Problem to solve :: Copy every line from the material below that holds "Quartana".

Saved entries:
►
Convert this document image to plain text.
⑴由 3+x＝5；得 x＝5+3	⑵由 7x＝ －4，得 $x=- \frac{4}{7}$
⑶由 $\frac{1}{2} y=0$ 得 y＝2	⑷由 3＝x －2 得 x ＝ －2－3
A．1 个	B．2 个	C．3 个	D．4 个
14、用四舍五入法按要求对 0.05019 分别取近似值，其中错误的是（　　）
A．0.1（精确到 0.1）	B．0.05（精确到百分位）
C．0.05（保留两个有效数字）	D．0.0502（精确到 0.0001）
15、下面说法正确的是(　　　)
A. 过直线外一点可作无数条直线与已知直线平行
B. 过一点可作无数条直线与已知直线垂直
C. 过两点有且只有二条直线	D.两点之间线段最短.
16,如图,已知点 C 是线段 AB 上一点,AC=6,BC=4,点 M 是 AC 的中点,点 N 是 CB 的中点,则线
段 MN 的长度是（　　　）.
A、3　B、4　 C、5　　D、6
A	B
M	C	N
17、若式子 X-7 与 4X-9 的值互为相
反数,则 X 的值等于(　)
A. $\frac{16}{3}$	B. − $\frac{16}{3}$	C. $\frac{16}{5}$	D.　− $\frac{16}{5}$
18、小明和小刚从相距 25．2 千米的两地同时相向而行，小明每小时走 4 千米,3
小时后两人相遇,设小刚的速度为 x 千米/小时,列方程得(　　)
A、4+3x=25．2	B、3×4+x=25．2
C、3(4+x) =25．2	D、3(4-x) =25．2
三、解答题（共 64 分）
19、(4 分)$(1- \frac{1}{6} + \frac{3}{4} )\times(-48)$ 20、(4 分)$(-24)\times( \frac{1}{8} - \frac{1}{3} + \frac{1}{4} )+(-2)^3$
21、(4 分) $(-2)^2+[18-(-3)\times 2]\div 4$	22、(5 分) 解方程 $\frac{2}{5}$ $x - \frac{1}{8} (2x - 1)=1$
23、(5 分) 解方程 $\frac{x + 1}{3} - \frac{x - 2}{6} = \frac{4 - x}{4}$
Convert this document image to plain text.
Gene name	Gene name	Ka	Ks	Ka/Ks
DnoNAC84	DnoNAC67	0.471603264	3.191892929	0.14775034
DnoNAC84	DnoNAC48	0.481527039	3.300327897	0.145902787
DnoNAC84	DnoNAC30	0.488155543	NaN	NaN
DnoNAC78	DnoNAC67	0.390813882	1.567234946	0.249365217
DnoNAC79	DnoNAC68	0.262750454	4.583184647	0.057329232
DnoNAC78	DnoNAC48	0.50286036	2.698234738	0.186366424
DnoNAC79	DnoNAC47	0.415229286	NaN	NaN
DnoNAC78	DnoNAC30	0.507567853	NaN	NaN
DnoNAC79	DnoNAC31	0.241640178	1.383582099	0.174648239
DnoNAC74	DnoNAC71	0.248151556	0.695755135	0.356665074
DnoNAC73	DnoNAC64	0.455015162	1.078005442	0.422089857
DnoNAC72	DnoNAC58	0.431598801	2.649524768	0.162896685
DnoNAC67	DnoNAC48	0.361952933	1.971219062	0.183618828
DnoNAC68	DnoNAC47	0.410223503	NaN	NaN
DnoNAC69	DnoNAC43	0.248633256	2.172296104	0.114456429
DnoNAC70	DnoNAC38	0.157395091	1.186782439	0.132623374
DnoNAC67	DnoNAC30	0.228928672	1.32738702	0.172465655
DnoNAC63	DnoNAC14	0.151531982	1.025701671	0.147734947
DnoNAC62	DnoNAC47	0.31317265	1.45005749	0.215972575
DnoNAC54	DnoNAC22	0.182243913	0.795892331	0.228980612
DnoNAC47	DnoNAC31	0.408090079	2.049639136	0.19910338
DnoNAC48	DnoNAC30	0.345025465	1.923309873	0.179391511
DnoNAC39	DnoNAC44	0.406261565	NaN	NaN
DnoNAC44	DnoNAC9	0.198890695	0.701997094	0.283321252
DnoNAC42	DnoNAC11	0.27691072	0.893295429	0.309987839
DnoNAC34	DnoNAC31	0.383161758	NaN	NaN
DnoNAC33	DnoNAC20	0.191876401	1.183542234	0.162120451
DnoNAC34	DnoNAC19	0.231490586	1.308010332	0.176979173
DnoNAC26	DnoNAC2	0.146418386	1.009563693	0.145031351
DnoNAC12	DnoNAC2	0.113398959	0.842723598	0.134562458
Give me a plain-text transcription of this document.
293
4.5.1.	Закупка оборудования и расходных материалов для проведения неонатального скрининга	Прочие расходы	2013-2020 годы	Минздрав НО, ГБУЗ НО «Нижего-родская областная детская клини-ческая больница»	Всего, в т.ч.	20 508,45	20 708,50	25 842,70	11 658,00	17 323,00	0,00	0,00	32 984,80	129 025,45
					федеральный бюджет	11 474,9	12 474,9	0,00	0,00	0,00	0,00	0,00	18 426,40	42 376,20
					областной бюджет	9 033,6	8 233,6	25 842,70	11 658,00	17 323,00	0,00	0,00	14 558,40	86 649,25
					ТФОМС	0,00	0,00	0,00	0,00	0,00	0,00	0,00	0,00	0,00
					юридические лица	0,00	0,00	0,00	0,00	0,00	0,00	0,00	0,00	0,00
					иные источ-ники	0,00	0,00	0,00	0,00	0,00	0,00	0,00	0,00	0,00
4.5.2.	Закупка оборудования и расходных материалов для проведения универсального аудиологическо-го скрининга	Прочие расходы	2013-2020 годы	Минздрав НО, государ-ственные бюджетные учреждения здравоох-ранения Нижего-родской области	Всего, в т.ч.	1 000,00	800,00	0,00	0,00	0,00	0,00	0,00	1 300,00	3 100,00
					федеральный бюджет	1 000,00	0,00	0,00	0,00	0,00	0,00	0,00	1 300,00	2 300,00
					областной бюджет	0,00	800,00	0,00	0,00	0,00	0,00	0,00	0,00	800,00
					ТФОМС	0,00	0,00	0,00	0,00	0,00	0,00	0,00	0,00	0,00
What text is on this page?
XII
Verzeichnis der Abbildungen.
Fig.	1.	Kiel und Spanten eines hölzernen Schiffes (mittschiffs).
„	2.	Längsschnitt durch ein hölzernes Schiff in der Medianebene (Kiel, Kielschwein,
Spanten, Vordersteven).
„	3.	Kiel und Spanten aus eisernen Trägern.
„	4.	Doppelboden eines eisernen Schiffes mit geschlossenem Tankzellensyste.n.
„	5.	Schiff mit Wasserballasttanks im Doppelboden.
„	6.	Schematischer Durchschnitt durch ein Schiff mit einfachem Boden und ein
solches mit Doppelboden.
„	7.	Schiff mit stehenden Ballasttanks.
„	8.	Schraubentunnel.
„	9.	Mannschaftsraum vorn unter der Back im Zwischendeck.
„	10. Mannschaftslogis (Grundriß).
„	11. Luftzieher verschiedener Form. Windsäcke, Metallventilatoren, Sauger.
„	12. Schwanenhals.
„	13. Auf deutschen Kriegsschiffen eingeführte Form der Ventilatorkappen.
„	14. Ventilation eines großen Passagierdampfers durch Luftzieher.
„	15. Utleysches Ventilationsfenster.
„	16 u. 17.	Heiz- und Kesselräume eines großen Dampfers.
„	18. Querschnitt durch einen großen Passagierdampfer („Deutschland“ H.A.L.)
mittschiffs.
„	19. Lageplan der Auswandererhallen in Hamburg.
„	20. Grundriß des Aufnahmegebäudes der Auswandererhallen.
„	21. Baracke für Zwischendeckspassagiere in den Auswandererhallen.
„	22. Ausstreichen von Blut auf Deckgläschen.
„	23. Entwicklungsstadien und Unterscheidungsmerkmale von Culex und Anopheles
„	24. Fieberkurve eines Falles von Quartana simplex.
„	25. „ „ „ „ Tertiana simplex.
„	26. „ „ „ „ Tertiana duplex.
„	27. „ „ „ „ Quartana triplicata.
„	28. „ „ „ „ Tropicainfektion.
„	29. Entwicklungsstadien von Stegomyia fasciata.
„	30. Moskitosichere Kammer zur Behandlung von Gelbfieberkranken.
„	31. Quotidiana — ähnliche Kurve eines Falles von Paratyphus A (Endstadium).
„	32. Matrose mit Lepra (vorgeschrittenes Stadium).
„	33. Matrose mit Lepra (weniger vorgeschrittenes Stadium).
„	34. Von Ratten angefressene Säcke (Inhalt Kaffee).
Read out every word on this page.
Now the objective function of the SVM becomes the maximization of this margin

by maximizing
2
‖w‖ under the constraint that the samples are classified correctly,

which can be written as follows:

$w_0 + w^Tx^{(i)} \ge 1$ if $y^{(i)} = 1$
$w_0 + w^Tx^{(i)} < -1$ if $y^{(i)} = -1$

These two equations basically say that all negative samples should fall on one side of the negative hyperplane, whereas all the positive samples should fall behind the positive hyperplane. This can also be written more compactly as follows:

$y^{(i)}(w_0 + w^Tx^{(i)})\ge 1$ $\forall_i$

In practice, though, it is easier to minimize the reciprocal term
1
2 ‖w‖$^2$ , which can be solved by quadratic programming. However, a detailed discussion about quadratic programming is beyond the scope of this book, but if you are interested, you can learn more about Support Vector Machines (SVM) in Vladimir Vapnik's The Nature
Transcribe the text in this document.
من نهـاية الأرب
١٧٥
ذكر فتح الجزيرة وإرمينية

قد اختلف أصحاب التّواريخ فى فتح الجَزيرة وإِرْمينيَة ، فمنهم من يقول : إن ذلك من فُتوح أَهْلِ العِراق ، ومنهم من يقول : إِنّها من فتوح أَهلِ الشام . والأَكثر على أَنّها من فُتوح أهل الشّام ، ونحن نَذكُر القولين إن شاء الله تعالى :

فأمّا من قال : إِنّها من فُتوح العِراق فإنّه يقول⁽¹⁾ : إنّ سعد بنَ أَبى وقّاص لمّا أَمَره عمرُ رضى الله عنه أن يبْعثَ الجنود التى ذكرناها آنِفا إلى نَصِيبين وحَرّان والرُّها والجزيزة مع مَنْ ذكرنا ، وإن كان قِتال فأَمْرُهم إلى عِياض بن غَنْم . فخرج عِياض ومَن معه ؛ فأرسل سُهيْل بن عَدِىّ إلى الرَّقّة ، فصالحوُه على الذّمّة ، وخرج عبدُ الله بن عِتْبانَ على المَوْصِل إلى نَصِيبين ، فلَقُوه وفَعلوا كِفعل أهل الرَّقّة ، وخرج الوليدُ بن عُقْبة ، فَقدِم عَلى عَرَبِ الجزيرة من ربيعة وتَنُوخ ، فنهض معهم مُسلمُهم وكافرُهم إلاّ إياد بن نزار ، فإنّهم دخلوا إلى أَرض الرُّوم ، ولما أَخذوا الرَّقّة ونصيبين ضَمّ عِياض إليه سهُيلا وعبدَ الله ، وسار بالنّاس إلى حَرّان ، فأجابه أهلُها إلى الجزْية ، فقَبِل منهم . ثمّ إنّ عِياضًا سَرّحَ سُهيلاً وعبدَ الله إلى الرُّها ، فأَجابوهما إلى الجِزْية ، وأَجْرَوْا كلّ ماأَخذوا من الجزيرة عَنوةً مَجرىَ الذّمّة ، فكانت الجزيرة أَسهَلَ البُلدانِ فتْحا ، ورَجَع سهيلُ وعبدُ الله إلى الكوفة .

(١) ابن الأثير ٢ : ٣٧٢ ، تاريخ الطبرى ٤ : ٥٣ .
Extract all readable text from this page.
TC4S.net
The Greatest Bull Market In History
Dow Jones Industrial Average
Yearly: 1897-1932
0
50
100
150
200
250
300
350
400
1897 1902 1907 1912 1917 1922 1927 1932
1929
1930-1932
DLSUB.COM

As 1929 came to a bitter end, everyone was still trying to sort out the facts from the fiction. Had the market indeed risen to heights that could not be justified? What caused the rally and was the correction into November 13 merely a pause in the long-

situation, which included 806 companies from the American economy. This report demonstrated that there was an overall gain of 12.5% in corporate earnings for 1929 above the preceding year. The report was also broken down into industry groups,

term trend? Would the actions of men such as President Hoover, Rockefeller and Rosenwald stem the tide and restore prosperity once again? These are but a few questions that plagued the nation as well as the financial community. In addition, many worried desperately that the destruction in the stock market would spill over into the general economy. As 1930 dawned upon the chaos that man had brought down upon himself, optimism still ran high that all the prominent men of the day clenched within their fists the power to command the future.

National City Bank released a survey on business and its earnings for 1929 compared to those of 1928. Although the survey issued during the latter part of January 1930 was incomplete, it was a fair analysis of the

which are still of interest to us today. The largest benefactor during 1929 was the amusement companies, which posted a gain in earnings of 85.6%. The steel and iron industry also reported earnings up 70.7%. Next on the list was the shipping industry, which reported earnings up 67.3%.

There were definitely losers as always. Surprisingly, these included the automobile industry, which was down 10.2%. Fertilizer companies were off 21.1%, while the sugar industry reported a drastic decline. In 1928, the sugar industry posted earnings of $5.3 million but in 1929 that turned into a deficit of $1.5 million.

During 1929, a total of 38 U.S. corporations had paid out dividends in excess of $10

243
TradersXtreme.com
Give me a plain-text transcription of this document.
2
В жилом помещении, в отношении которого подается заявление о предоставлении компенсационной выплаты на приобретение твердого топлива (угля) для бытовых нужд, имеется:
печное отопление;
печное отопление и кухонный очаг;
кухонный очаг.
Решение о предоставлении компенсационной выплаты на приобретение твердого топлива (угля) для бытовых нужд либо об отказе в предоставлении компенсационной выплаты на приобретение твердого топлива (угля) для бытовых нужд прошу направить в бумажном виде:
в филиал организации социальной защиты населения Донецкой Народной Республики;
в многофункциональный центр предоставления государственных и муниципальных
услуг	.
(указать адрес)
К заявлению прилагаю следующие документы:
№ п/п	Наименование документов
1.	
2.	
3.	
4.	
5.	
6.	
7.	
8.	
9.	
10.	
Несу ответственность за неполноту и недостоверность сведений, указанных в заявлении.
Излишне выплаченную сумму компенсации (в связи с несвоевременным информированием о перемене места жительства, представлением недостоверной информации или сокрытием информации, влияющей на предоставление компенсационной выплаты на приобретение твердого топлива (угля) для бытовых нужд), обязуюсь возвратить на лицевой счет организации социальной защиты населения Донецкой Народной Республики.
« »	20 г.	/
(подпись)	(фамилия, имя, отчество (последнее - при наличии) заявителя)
◄
Answer for the task ::
„	24. Fieberkurve eines Falles von Quartana simplex.
„	27. „ „ „ „ Quartana triplicata.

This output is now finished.